### Goal
Output the full listing word for word.
*** The records
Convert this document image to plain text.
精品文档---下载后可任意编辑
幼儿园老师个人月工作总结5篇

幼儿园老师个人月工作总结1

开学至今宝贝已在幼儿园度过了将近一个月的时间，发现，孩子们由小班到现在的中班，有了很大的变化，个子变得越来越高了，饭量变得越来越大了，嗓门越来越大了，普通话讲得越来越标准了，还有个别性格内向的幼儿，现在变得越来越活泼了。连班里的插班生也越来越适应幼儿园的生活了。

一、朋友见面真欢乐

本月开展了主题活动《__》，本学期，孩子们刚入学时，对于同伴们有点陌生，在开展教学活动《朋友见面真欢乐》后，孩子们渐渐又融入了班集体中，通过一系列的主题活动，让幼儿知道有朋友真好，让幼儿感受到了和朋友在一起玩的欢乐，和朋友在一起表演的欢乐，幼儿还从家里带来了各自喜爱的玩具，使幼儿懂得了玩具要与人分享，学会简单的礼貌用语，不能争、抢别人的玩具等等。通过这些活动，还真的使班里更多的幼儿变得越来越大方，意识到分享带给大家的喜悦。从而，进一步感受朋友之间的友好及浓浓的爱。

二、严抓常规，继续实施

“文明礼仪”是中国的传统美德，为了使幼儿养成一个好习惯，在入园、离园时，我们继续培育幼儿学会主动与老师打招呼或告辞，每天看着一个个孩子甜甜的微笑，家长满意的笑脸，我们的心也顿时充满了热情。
******
### Solution to this exercise
Convert this document image to plain text.
精品文档---下载后可任意编辑
幼儿园老师个人月工作总结5篇

幼儿园老师个人月工作总结1

开学至今宝贝已在幼儿园度过了将近一个月的时间，发现，孩子们由小班到现在的中班，有了很大的变化，个子变得越来越高了，饭量变得越来越大了，嗓门越来越大了，普通话讲得越来越标准了，还有个别性格内向的幼儿，现在变得越来越活泼了。连班里的插班生也越来越适应幼儿园的生活了。

一、朋友见面真欢乐

本月开展了主题活动《__》，本学期，孩子们刚入学时，对于同伴们有点陌生，在开展教学活动《朋友见面真欢乐》后，孩子们渐渐又融入了班集体中，通过一系列的主题活动，让幼儿知道有朋友真好，让幼儿感受到了和朋友在一起玩的欢乐，和朋友在一起表演的欢乐，幼儿还从家里带来了各自喜爱的玩具，使幼儿懂得了玩具要与人分享，学会简单的礼貌用语，不能争、抢别人的玩具等等。通过这些活动，还真的使班里更多的幼儿变得越来越大方，意识到分享带给大家的喜悦。从而，进一步感受朋友之间的友好及浓浓的爱。

二、严抓常规，继续实施

“文明礼仪”是中国的传统美德，为了使幼儿养成一个好习惯，在入园、离园时，我们继续培育幼儿学会主动与老师打招呼或告辞，每天看着一个个孩子甜甜的微笑，家长满意的笑脸，我们的心也顿时充满了热情。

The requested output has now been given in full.